• [TASK DIRECTIONS]
Return all lines where the word "name" can be found.

• [RECORD LIST]
"""

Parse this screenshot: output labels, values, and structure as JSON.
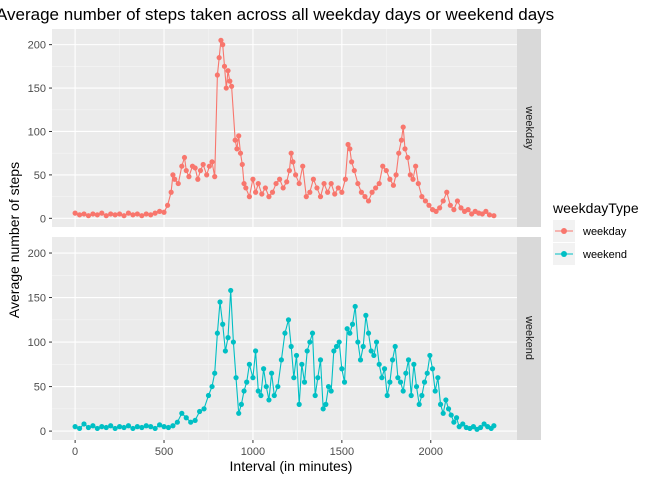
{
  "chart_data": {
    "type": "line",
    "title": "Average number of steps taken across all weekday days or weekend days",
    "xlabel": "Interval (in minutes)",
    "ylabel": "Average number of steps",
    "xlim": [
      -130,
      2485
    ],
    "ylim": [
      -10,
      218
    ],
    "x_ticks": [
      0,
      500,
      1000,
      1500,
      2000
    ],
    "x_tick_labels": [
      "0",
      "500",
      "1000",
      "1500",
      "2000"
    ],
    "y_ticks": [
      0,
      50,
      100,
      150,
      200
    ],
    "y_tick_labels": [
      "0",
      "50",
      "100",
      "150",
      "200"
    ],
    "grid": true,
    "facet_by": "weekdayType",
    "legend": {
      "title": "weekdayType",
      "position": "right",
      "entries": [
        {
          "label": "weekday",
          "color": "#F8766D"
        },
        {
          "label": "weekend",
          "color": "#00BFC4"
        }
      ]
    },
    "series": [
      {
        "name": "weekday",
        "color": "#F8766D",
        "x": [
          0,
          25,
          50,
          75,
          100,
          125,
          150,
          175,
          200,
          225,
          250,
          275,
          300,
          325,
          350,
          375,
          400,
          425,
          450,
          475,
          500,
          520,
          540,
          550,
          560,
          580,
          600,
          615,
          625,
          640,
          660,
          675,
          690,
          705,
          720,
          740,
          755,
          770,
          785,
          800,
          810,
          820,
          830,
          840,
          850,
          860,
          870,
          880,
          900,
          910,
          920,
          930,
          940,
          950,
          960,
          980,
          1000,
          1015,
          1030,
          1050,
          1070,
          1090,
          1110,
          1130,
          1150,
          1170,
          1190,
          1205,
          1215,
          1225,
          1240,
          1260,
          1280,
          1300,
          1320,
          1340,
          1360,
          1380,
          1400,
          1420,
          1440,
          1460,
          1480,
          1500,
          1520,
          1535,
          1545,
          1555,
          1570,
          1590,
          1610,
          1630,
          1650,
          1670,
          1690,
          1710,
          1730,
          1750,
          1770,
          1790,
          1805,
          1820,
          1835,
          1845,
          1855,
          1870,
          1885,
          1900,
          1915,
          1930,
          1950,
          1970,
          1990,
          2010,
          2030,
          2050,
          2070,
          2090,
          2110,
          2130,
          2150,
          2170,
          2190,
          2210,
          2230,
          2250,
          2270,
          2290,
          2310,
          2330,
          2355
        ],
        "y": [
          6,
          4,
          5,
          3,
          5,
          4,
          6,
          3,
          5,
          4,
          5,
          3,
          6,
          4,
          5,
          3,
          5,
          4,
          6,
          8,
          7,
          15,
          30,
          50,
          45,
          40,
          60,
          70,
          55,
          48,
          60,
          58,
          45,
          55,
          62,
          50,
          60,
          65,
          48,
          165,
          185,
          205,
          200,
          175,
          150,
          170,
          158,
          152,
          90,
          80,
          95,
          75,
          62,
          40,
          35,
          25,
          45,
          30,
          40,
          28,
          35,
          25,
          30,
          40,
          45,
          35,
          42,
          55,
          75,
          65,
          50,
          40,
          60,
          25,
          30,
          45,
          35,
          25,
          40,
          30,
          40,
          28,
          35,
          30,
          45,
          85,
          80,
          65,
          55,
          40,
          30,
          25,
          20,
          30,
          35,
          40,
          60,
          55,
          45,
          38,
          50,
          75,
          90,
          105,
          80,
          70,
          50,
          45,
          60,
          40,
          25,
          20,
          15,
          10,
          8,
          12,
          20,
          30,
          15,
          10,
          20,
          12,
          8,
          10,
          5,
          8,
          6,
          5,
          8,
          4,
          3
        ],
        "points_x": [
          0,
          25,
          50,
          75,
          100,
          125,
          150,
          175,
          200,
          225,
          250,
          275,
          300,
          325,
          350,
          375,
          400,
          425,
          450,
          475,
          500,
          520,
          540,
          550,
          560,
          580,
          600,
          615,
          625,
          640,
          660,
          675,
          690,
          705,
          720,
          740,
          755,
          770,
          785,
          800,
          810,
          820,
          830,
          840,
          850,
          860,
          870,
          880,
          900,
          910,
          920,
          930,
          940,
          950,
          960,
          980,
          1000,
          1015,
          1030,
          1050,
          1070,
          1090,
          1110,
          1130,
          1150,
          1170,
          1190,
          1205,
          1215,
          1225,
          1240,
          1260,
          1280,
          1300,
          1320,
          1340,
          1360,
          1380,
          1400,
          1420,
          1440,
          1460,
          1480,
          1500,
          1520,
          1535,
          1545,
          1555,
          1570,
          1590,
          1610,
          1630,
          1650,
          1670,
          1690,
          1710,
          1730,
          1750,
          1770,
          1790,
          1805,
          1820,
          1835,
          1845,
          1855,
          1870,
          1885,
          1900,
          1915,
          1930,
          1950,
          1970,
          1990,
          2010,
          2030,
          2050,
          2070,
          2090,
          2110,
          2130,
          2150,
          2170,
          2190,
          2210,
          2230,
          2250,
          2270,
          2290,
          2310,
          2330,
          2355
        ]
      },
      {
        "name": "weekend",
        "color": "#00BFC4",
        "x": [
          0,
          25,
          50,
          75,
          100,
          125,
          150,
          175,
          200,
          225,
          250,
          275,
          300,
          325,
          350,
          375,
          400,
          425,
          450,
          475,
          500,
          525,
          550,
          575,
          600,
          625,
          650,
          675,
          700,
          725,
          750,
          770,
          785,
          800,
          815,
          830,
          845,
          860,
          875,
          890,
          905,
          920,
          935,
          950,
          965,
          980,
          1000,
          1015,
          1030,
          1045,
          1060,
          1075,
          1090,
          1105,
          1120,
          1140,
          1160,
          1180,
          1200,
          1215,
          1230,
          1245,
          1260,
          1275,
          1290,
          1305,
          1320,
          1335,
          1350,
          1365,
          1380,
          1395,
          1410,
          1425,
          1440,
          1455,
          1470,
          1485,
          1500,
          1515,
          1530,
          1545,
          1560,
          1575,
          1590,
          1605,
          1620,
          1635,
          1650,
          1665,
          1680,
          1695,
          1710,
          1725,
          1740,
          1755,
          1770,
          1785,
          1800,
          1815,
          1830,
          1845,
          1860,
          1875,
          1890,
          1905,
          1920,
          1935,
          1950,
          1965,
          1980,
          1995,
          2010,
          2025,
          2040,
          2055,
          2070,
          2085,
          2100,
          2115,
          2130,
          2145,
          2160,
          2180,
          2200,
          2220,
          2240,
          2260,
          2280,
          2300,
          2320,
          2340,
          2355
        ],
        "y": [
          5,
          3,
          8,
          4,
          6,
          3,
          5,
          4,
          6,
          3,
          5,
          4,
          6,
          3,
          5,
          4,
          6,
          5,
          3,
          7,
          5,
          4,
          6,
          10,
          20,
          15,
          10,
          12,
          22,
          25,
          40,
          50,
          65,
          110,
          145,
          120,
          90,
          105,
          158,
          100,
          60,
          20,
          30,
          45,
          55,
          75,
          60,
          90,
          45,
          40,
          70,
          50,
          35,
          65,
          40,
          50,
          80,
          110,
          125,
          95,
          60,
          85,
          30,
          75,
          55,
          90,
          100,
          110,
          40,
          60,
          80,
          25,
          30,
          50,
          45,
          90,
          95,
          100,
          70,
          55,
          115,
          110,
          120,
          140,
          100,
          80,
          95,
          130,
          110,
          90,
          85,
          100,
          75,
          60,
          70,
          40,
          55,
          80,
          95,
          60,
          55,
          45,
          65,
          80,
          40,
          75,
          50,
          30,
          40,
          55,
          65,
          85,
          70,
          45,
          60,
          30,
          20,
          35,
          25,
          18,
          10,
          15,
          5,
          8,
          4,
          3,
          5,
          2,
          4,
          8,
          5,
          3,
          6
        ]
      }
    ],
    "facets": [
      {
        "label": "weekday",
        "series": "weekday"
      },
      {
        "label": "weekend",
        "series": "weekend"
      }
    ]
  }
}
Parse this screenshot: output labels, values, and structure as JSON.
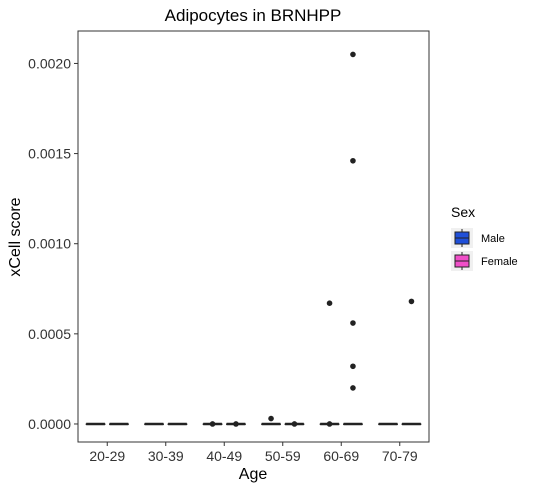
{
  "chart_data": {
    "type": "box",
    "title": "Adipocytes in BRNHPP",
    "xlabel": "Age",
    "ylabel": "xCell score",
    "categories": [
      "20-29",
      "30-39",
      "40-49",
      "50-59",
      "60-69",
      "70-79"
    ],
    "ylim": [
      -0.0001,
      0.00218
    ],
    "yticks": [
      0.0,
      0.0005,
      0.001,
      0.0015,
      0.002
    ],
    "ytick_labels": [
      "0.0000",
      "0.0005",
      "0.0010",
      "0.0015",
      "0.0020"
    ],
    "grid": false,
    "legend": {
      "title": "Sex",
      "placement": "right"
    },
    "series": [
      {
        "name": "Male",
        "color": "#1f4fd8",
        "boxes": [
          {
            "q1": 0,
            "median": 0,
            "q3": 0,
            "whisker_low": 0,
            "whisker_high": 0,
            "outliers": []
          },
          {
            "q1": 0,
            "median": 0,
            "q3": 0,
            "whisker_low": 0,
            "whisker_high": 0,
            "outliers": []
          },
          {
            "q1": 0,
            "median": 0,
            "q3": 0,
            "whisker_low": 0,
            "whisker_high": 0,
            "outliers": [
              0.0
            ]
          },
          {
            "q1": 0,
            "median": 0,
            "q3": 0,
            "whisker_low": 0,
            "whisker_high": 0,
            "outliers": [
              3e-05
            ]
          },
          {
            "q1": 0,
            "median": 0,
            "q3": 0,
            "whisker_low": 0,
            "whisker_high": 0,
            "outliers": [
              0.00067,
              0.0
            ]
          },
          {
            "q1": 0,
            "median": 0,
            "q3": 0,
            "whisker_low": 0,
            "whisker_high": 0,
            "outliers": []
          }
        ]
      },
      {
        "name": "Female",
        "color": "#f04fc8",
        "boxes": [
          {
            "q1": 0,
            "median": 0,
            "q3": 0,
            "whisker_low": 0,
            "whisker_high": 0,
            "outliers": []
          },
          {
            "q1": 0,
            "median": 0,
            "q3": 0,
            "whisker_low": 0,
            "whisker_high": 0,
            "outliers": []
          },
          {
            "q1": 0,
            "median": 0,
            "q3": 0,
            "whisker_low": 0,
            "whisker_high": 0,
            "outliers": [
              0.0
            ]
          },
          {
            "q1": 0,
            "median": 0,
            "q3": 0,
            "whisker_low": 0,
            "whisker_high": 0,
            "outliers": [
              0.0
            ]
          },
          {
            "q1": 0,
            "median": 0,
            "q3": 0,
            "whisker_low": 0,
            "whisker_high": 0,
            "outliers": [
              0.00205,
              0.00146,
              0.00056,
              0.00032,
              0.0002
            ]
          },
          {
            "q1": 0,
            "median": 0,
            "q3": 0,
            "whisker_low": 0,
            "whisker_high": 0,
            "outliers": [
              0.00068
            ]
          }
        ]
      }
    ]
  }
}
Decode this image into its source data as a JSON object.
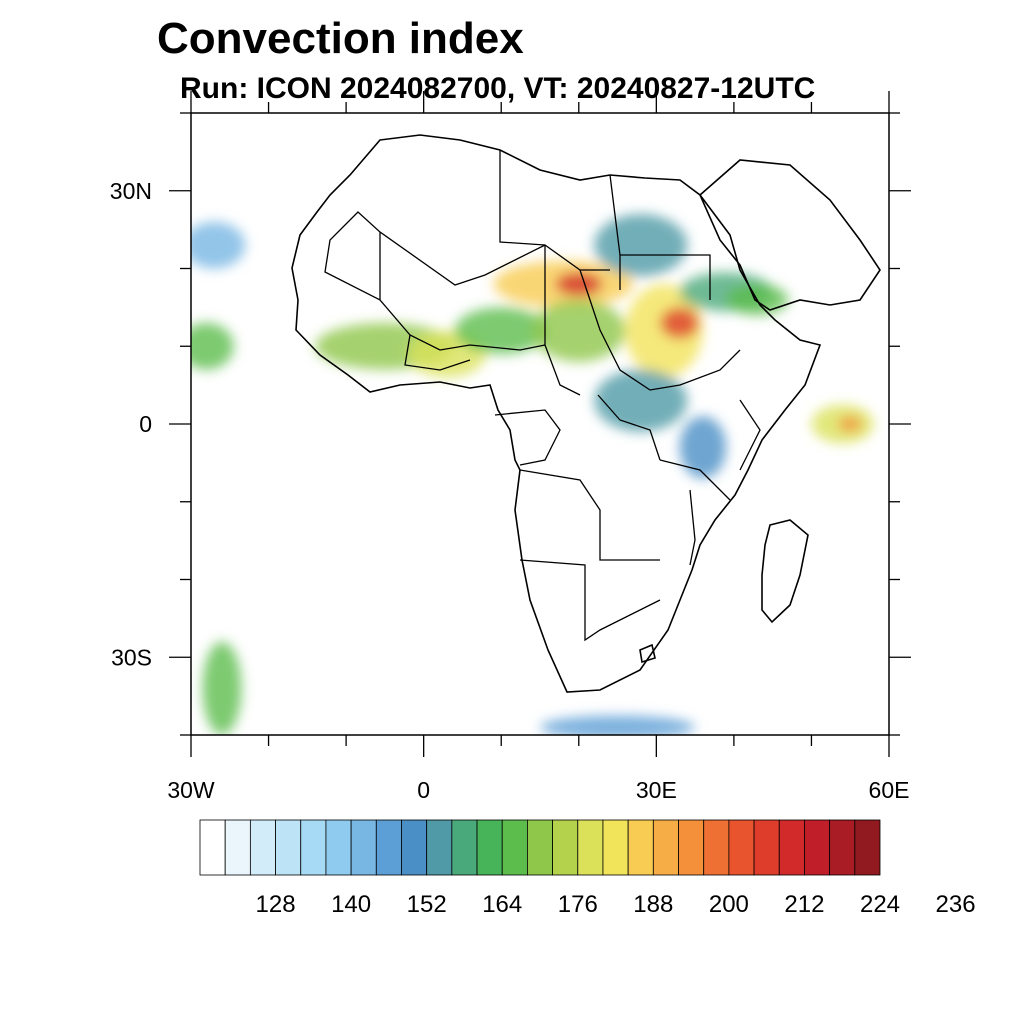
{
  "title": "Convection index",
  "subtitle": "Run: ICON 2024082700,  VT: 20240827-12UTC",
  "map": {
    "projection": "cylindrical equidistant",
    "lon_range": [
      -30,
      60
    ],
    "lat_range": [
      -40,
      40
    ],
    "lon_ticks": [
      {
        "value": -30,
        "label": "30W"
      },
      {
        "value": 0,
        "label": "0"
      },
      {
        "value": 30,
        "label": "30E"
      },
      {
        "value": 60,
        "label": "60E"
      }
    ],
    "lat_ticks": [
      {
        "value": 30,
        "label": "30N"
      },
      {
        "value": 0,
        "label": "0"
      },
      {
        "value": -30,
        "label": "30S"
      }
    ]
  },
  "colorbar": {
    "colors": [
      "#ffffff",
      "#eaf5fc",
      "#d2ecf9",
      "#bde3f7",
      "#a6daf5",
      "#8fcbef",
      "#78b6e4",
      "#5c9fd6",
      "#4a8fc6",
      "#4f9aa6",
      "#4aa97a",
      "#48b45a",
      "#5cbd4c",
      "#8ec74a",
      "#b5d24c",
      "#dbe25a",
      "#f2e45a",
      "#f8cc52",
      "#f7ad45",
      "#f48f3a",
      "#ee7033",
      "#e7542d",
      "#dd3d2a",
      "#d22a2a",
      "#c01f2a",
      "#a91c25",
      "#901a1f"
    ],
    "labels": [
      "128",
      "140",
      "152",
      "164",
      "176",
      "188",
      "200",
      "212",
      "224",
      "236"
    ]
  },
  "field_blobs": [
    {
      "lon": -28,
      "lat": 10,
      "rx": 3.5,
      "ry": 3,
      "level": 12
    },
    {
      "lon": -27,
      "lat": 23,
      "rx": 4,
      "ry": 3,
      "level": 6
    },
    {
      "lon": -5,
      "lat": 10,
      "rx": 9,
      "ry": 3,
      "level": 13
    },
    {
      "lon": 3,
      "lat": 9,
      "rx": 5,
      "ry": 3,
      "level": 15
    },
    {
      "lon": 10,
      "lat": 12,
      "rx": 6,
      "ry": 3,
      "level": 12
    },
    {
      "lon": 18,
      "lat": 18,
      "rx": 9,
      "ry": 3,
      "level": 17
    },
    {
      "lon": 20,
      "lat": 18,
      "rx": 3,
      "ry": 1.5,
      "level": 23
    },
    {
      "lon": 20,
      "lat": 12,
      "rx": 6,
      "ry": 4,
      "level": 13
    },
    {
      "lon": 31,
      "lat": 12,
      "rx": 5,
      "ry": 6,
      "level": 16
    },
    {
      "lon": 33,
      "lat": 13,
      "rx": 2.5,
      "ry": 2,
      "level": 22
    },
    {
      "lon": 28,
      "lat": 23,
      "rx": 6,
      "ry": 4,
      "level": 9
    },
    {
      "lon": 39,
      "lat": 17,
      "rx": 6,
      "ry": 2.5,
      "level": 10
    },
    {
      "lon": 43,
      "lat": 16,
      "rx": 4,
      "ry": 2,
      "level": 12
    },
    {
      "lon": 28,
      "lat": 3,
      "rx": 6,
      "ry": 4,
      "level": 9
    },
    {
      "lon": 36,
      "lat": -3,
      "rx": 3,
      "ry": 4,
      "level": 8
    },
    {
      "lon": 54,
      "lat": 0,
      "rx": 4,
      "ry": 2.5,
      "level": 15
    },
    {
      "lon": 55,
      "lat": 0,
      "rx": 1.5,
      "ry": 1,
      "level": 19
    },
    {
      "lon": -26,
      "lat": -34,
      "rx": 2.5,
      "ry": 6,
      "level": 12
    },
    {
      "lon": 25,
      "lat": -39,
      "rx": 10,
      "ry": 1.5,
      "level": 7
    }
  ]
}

"""

• [TASK SOLUTION]
        "name": "weekday",
        "name": "weekend",
        "name": "Male",
        "name": "Female",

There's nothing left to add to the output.